Network redundancy reduces risk, downtime

Building network redundancy into the industrial network infrastructure helps avoid unplanned production stoppages. Practical guidelines from Belden follow on selecting the right network redundancy “insurance policy” for an application.


What happens if a failure occurs within the networked automation and control infrastructure, resulting in a sudden and unexpected production stoppage? Belden Hirschmann MACH100How much product would be lost? How much productivity? For most companies, the time, effort, and costs associated with recovery, repairs, and restarting the line after a sudden outage are significant—and, in some businesses, the costs can be astronomical. Whether a plant is involved in discrete or process operations, ensuring that production runs smoothly and uninterrupted is critical to the bottom line.

Network redundancy is like an insurance policy for industrial networks. Acting as a quick-response backup system, the goal of network redundancy is to mitigate the risk of unplanned outages and ensure continuity of operation by instantly responding to and reducing the effects of a point of failure anywhere along the critical data path. When you consider the direct and indirect costs of unplanned downtime, it becomes clear that making the investment in network redundancy is a smart strategy.

Who needs redundancy?

Any network that inherently requires high availability or is involved in mission-critical operations will benefit from data path redundancy. Certainly the use of industrial-grade network components, such as ruggedized switches and hardened or armored cables, alleviates the potential for damage or breakage of parts. However, if a switch should fail or a cable break, a redundant system ensures continuity and avoids disruption of critical communication and data flow.

Network redundancy works by creating multiple data paths within a network, between any and all locations. If a cable, switch, or router suddenly fails, another pathway will be available to maintain the communication flow. Redundant systems deliver significant value in a host of industrial applications and are especially essential to:

  • Process industries operating 24/7 such as metals, pulp and paper, water/wastewater
  • Food and beverage and pharmaceutical plants and some manufacturing in which regulations demand constant data monitoring and precise process control recordkeeping
  • Industries where one process depends on the output of another and production stoppage directly impacts downstream and sometimes upstream operations
  • Any plant where an interruption or outage may lead to significant product damage, scrap, spoilage, or waste

Overview of redundancy protocols

Implementing a network redundancy strategy will depend on many factors, largely dictated by the application and the existing network topology—the physical layout, location of systems, processes and devices, and the way the cabling infrastructure is run. Certain redundancy methodologies are more suited for one system configuration than another.

Redundancy protocols may be standards-based or proprietary. In general, standards-based redundancy protocols provide outstanding interoperability but slower recovery times, whereas proprietary protocols in most cases offer faster recovery speeds and are designed specifically for industrial recovery applications. There is some overlap in the features and functionality of redundancy protocols, and in many applications, the use of hybrid protocols (a mix of methodologies) is quite common.

* Stored data:
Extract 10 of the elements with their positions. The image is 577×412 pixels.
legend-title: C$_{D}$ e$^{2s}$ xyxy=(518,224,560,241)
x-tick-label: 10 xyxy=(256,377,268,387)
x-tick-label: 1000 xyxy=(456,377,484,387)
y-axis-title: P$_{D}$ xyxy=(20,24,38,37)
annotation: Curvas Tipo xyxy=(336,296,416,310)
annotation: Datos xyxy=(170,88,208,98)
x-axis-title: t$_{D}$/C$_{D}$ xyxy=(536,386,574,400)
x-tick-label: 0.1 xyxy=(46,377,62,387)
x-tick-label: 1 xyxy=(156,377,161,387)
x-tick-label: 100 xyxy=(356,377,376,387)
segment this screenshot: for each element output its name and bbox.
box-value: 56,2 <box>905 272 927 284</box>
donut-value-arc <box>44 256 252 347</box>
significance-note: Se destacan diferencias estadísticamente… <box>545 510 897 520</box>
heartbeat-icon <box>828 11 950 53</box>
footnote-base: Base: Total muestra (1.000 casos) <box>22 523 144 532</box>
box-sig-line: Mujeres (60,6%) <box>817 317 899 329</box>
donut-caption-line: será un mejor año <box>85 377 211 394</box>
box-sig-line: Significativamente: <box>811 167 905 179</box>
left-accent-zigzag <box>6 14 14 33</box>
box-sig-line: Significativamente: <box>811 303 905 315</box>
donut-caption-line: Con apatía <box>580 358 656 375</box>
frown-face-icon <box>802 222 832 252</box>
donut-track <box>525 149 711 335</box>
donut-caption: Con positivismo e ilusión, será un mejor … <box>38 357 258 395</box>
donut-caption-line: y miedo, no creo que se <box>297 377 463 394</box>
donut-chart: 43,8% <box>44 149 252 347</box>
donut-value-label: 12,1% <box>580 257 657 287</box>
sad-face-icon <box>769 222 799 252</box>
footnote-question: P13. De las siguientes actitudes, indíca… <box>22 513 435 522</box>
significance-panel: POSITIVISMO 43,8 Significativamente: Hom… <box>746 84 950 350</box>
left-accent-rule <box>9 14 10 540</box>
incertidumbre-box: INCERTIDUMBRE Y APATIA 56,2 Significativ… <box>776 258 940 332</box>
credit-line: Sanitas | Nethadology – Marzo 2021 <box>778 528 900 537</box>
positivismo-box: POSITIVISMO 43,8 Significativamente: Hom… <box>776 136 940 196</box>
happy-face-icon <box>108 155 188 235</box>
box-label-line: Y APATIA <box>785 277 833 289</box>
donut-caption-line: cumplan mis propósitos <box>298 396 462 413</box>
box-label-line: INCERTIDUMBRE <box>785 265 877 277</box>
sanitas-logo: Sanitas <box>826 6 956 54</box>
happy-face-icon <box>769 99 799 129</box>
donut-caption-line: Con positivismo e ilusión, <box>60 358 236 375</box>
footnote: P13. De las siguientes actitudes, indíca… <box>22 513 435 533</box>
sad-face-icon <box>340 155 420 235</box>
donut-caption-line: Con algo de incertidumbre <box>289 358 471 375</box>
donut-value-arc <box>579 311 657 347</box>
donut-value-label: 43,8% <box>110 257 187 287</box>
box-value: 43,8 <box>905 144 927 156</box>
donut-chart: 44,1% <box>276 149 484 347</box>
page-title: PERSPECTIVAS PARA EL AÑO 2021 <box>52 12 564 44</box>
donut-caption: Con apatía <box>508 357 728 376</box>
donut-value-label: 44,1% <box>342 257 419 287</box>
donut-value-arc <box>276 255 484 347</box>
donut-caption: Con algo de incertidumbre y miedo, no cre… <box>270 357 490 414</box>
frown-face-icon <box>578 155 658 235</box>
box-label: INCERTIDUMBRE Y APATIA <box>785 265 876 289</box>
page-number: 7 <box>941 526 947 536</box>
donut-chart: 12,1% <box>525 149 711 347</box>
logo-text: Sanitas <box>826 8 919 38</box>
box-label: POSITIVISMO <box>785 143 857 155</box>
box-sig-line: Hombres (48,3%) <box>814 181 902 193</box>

* Problem to solve:
In the piece on network redundancy, what do standards-based redundancy protocols generally provide? The lines above have no role here.

* Final answer:
Outstanding interoperability but slower recovery times.